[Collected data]
* * * * * * * * *

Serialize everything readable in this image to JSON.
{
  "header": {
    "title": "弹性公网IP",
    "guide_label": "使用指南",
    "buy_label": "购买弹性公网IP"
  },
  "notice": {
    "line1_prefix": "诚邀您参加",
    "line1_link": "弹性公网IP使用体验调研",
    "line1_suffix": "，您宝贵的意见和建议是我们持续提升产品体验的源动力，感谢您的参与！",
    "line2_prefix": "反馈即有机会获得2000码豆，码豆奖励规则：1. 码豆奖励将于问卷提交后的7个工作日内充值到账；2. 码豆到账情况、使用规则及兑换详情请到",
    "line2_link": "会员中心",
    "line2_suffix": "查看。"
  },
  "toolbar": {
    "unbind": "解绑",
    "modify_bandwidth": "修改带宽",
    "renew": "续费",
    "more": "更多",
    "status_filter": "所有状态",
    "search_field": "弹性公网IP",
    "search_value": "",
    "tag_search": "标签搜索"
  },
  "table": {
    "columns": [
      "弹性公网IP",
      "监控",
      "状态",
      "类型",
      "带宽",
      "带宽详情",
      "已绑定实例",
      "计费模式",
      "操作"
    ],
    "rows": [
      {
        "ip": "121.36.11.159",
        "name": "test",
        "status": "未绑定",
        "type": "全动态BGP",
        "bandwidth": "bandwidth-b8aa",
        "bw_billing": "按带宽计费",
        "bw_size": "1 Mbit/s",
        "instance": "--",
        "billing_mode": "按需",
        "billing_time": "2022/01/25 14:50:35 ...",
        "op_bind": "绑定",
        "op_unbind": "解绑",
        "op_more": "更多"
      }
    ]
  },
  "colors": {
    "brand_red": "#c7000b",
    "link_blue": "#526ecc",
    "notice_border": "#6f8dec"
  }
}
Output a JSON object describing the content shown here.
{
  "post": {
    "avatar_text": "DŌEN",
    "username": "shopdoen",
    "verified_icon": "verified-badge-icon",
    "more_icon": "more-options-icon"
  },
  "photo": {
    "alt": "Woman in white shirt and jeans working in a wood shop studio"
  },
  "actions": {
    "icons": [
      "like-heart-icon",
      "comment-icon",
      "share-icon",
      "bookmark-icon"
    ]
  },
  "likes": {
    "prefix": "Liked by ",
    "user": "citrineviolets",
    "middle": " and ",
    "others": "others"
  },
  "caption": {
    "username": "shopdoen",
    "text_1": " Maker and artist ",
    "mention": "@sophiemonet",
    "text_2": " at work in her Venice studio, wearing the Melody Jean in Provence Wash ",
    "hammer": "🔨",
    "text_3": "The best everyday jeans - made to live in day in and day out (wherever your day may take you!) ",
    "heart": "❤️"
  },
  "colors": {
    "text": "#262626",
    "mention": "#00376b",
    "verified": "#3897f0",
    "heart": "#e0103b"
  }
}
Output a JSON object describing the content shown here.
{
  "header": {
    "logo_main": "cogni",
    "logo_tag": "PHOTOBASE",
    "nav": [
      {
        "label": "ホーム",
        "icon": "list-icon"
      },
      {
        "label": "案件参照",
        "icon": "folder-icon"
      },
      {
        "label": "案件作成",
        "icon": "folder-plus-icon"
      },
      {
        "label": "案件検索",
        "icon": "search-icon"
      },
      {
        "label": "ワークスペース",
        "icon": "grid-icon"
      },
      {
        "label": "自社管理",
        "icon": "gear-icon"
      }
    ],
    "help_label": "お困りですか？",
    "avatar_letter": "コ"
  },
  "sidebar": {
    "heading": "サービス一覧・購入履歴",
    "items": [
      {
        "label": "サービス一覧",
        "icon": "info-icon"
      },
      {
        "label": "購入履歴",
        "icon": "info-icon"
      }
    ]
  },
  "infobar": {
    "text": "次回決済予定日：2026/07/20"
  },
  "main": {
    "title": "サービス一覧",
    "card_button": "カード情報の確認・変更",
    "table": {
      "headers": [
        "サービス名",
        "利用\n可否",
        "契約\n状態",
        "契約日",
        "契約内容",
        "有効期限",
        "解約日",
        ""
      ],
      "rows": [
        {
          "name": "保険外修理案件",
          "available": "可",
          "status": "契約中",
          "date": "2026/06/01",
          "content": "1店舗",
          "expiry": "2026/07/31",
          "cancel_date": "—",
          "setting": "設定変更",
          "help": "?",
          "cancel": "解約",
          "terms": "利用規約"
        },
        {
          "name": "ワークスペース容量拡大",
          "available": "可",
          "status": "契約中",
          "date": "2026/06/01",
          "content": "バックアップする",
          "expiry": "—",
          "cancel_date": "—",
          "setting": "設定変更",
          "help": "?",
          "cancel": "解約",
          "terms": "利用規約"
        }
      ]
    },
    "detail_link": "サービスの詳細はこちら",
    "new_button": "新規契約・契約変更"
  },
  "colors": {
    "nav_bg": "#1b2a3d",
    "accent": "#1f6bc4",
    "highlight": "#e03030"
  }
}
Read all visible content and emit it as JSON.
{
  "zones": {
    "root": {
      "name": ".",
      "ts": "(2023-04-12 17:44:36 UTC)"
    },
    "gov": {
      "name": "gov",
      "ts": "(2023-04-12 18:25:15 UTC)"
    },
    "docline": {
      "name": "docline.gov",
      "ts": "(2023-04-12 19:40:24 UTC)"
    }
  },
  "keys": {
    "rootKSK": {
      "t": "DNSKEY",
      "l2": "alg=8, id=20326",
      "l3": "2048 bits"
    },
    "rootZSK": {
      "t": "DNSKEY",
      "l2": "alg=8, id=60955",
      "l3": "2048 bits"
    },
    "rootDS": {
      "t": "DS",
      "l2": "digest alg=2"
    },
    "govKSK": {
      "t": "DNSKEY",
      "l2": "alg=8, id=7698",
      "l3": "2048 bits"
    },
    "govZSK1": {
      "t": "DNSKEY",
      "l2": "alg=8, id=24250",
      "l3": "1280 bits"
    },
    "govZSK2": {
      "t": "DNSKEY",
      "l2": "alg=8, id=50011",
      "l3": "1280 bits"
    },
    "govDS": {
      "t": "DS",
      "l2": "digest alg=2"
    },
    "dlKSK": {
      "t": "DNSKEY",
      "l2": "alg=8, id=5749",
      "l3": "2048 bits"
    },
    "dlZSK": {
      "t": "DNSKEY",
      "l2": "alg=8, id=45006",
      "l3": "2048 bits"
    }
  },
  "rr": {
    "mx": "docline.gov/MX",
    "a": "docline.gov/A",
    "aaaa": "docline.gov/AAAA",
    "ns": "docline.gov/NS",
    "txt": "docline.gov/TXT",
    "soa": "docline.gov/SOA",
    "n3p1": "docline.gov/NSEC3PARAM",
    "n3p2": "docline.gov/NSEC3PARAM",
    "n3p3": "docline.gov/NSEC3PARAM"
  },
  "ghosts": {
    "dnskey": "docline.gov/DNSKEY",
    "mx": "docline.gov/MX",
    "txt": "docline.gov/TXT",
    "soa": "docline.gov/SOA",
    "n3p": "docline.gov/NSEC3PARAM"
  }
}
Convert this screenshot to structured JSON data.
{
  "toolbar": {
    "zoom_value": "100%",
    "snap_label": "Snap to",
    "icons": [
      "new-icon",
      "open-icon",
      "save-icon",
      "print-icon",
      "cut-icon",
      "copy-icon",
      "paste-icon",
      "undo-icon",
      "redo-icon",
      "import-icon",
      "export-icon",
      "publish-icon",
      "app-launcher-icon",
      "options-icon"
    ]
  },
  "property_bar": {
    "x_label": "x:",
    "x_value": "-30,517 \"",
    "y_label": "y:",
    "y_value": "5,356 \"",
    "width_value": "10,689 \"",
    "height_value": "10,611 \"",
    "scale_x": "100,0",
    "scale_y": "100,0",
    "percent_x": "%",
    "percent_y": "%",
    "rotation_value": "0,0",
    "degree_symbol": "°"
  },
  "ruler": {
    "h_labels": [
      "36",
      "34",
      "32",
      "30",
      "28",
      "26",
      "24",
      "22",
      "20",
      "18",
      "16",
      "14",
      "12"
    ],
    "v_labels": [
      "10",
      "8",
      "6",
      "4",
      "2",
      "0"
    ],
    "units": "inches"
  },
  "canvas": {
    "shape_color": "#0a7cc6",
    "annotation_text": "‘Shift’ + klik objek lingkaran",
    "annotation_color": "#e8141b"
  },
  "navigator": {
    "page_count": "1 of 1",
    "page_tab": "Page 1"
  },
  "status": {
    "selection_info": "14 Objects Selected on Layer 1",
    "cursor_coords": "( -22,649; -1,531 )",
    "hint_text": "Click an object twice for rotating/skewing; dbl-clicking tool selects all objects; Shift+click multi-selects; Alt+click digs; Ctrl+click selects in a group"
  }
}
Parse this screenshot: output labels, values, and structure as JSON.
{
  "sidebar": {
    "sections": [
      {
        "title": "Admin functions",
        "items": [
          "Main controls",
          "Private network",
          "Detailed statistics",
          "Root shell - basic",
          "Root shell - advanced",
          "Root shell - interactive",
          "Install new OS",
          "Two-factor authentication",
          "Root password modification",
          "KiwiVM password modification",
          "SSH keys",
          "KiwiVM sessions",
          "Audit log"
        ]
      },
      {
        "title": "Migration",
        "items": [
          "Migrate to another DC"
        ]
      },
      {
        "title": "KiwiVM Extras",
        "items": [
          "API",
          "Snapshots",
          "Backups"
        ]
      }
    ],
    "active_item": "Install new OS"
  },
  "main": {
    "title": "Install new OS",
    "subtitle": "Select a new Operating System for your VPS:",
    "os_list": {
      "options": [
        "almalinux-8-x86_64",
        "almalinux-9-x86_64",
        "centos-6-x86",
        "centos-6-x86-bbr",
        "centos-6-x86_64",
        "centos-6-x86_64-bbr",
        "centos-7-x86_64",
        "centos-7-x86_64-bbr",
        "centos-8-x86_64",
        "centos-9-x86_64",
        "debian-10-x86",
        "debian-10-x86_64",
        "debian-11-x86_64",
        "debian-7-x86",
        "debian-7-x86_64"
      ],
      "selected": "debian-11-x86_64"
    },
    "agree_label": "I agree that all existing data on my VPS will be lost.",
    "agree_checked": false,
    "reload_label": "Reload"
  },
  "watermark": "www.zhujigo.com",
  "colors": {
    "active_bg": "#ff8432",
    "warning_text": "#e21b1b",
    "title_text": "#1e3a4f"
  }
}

* * * * * * * * *

Take every line above carrying "content" and return it.

§ **THE COMPLETED TASK**
Output a JSON object describing the content shown here.
Output a JSON object describing the content shown here.
          "content": "1店舗",
          "content": "バックアップする",
Read all visible content and emit it as JSON.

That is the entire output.